-- GIVEN DATA --
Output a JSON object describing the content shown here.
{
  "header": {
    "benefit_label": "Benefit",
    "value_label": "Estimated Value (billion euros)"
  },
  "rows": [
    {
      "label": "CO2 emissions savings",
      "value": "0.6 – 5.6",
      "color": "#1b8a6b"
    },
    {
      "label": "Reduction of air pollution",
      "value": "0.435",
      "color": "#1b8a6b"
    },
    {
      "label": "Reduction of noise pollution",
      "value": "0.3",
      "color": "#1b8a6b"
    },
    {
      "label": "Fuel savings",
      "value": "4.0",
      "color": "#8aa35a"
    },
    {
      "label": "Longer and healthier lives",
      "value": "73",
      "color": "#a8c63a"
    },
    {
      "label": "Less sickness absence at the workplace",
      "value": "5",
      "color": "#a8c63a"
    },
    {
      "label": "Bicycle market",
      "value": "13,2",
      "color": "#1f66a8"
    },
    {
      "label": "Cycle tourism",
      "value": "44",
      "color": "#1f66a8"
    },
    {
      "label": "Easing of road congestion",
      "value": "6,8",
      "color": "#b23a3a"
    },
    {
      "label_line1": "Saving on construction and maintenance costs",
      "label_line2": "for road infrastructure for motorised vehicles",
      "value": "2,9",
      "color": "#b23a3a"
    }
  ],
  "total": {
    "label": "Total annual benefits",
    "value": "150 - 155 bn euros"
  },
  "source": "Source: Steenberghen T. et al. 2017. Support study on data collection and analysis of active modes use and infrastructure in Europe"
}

--

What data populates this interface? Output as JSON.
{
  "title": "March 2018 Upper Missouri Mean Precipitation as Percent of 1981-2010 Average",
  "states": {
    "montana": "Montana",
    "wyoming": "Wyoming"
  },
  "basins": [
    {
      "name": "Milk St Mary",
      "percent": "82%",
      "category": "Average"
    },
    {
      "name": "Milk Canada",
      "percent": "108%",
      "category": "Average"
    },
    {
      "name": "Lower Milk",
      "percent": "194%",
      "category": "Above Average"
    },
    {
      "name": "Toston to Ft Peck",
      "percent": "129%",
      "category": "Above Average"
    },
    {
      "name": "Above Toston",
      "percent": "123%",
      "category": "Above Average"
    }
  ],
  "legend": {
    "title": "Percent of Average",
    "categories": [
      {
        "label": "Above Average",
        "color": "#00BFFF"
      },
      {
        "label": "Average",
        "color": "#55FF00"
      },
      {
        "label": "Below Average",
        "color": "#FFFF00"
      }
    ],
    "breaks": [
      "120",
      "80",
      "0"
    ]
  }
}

--

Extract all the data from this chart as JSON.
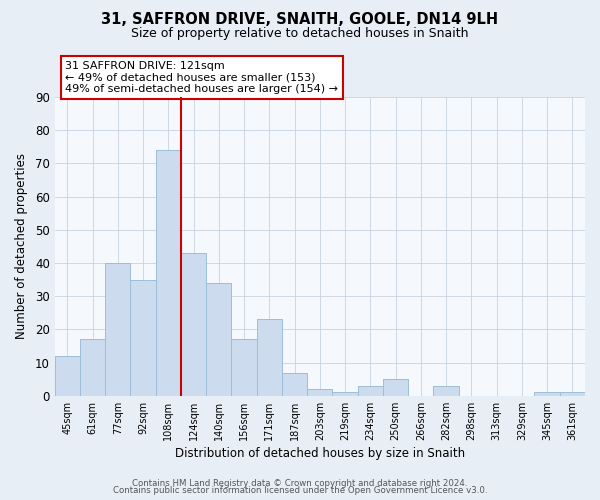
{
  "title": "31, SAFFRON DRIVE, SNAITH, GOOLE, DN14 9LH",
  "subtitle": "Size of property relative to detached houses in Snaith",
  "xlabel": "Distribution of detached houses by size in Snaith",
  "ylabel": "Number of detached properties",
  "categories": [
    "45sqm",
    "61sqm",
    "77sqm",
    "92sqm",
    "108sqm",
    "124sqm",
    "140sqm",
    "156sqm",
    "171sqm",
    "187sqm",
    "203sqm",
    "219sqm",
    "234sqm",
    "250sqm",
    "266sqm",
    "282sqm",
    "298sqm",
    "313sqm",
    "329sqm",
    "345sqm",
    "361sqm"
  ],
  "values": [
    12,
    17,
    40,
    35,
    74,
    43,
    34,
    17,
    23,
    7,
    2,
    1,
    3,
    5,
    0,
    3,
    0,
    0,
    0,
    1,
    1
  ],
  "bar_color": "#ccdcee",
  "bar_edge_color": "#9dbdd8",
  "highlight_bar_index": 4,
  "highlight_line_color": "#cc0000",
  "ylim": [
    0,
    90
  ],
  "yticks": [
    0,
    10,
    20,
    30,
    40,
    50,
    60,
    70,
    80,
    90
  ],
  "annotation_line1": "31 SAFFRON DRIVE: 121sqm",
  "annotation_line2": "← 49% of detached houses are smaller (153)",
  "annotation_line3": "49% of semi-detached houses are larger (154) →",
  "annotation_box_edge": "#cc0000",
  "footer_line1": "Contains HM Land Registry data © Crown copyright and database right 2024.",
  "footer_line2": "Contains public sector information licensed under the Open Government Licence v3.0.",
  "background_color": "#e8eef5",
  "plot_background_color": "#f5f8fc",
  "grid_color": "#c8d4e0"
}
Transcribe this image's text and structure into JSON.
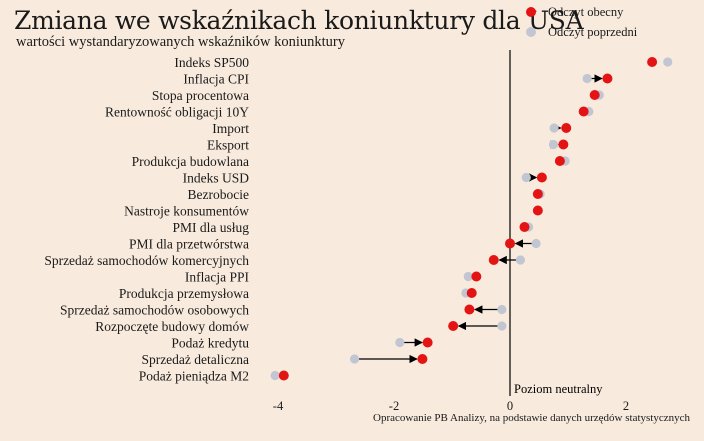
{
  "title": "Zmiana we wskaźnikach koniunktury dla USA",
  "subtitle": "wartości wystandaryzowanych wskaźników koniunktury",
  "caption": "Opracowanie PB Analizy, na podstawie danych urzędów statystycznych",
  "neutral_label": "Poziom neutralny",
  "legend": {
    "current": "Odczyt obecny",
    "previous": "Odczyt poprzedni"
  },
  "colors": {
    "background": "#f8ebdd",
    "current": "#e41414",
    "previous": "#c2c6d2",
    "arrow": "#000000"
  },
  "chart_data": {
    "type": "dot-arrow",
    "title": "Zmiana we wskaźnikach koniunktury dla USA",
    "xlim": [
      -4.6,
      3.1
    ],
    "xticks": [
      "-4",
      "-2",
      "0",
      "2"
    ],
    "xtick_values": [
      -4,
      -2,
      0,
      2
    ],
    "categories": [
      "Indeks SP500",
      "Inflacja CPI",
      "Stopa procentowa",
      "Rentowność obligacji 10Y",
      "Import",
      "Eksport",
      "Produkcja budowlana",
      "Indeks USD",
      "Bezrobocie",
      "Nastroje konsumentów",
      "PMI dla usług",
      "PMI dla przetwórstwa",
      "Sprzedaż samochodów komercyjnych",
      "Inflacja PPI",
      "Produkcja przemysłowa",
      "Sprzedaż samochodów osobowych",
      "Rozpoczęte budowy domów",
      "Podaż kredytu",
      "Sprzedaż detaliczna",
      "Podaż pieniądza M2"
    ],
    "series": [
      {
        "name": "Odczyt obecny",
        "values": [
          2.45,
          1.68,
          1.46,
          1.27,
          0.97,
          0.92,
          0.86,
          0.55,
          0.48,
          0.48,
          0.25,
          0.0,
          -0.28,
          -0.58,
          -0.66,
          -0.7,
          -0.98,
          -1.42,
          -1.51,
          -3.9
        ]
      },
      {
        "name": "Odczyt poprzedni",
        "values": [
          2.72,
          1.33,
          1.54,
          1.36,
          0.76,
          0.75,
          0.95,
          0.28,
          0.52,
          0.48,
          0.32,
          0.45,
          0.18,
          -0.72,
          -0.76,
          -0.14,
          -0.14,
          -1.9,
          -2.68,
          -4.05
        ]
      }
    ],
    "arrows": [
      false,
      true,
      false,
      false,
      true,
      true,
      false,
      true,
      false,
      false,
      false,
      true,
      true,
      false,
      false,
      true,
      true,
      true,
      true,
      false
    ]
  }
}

-- STATED EXERCISE --
Which lines hold the word "koniunktury"? Return all of them from the records above.

-- RESULT OF THIS EXERCISE --
  "title": "Zmiana we wskaźnikach koniunktury dla USA",
  "subtitle": "wartości wystandaryzowanych wskaźników koniunktury",
    "title": "Zmiana we wskaźnikach koniunktury dla USA",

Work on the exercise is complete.